→ Consignes de l'exercice:
1. Transcrivez le passage de l'article sur la PAF de Montgenèvre situé entre "Les policiers refusent." et "poursuit la PAF dans son rapport.", bornes incluses.
2. Reprenez l'article sur la PAF de Montgenèvre là où il s'arrête et poursuivez-en la rédaction.

→ Extrait du texte:
────

Quarante-cinq minutes plus tard, un échange vif semble se produire par téléphone entre le CH de Briançon et les policiers de Montgenèvre. "Le docteur P. nous signale que la femme se porte bien et que son état ne nécessite pas d’hospitalisation, ni de soin particulier, hormis un petit repos dans les locaux avant de repartir. Elle nous demande immédiatement de faire déposer au centre hospitalier son mari et son fils", indique le rapport.

Les policiers refusent. Et demandent de nouveau le rapatriement de la migrante auprès de ses proches afin qu’ils soient remis aux autorités italiennes. "Docteur P. ne semble rien vouloir entendre, un dialogue de sourds s’installe avec un ton condescendant à notre égard", poursuit la PAF dans son rapport.  

À 12h00, la situation se tend encore plus. "Nous recevons l’appel du Docteur P. qui nous signale nous envoyer le SAMU après avoir appris de sa patiente que son mari et enfant restés dans nos locaux auraient de la fièvre. À 12h25, les pompiers arrivent [...] Résultat, le médecin souhaite une prise en charge immédiate des personnes pour un diagnostic qui ne nous est volontairement pas communiqué. Par ailleurs, le médecin sollicité par les pompiers refuse de nous donner son identité", conclut la PAF dans son rapport. Finalement, l’enfant de 5 ans et le compagnon de la migrante sont pris en charge par les pompiers et évacués vers le CH de Briançon. 

La préfecture dans l’attente

Il n’en fallait pas plus pour mettre le feu aux poudres entre l’hôpital et la PAF de Montgenèvre. Pour le syndicat Alliance, c’est clair: "Par idéologie, un médecin du CH de Briançon a fait intervenir un équipage de pompiers pour deux personnes irrégulières à la PAF sans besoin de soins dans le but de les faire rentrer sur le territoire. Seul ce médecin de l’hôpital savait qu’un enfant et son père étaient au poste. L’appel vers les pompiers ne fait donc aucun doute", déclare Vincent Guillermin, secrétaire départemental d’Alliance 05.

Avant de poursuivre: "Selon plusieurs témoins sur place, ni l’enfant, ni le compagnon n’avaient de la fièvre. Même les pompiers avaient l’impression de servir de taxi". Dans la foulée, le syndicat policier a décidé de saisir le Préfet des Hautes-Alpes "afin que ce dernier alerte l’Ordre des Médecins".

"Nous avons demandé un rapport circonstancié à la PAF et, le cas échéant, nous n’excluons pas de demander toute explication utile à la direction de l’hôpital" fait savoir la préfecture à BFM DICI.

Le SDIS se défend

Dans le rapport de la PAF, il est indiqué qu’à 12h25, "le pompier a avisé le médecin des urgences de Briançon". Un coup de fil qui aurait donné lieu au chargement de l’enfant et du compagnon dans le camion avant une évacuation vers l’hôpital.

────

→ Lignes affichées:
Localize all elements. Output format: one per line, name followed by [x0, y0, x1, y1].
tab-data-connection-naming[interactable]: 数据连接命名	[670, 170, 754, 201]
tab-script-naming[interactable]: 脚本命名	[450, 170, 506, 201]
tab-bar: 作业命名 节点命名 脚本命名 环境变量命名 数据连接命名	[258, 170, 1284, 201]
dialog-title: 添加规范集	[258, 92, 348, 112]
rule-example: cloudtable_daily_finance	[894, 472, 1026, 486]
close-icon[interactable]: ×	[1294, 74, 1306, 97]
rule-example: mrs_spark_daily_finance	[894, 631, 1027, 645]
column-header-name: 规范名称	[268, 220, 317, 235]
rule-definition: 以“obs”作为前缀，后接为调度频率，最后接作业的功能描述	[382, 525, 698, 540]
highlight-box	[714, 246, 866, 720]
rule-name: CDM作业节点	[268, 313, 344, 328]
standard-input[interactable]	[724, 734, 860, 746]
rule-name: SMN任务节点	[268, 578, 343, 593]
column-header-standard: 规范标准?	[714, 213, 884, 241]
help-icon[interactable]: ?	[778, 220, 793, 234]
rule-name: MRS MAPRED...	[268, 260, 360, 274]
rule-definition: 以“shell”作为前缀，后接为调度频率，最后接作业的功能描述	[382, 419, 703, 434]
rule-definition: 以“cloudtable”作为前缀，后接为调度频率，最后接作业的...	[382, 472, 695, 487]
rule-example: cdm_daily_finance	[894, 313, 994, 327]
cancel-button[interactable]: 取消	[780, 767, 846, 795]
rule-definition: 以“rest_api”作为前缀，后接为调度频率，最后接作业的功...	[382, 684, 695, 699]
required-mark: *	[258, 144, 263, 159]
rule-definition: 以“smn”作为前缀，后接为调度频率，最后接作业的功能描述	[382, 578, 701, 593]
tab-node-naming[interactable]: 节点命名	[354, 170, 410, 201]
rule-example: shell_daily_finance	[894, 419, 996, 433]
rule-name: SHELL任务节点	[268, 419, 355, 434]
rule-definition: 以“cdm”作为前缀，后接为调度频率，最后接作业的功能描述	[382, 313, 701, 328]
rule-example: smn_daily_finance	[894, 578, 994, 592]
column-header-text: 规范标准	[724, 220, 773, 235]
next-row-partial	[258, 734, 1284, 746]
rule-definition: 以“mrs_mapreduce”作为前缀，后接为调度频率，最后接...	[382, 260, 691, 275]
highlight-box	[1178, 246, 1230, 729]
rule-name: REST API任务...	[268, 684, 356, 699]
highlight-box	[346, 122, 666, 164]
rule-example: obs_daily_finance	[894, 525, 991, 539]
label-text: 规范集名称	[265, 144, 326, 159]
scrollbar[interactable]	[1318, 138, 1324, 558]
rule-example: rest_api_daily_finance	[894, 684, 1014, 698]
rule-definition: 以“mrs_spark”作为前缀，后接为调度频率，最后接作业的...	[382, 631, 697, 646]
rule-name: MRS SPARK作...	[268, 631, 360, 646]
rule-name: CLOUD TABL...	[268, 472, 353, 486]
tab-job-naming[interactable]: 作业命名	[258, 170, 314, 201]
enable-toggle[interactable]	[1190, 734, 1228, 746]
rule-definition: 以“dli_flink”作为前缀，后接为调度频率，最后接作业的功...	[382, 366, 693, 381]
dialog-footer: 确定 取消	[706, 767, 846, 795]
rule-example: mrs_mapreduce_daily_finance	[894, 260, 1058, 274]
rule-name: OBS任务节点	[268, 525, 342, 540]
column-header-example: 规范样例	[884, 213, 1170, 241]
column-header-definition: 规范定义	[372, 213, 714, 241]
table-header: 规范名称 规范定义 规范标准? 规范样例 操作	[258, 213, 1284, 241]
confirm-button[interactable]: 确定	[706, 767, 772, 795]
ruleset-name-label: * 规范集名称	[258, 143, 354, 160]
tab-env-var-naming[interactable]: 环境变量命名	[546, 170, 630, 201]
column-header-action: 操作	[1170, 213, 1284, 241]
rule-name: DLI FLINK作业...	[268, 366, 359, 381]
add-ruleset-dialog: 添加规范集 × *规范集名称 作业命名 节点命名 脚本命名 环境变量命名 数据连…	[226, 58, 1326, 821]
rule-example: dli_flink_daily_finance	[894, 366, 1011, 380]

────

→ Corrigé de l'exercice:
1.
Les policiers refusent. Et demandent de nouveau le rapatriement de la migrante auprès de ses proches afin qu’ils soient remis aux autorités italiennes. "Docteur P. ne semble rien vouloir entendre, un dialogue de sourds s’installe avec un ton condescendant à notre égard", poursuit la PAF dans son rapport.

2.
Mais pour le SDIS 05, c’est tout simplement faux. Le colonel Patrick Moreau, directeur du Service Départemental d’Incendie et de Secours des Hautes-Alpes, rappelle qu’il y a un protocole strict et sérieux qui s’applique.

"L’hôpital n’a pas autorité sur nous. Lorsque nous intervenons, nous effectuons un Bilan Médico Secouriste (BMS). En fonction de ce bilan, c’est au médecin régulateur du Centre 15 et non à un médecin de l’hôpital de décider ou non le transfert vers l’hôpital. Ce ne sont jamais les pompiers qui prennent cette responsabilité. Parfois, des personnes semblent aller bien mais le médecin-coordinateur décide le transfert vers l’hôpital pour des contrôles plus poussés", précise le colonel Patrick Moreau.

Son président Marcel Cannat est formel: "Nous sommes dans les règles. Tout est tracé et enregistré. Nous sommes intervenus sous ordres du 15 et du médecin régulateur de Gap et les pompiers ont respecté les consignes données".  

Le CHICAS ne communique pas pour l’instant  

Contacté ce vendredi matin, le service des urgences de Briançon était dans l’impossibilité de nous mettre en relation avec le Docteur P. 

De son côté, la direction du CHICAS (Centre Hospitalier des Alpes du Sud) refuse de s’exprimer pour l’instant. "Nous n’avons pas réuni tous les éléments nécessaires, donc pas de communication de la part de l’hôpital pour le moment", fait savoir la direction de l’établissement médical.  

Concernant la famille de migrants, elle a pu quitter l’hôpital dans la journée de jeudi. Elle est actuellement prise en charge par les associations qui viennent en aide aux réfugiés.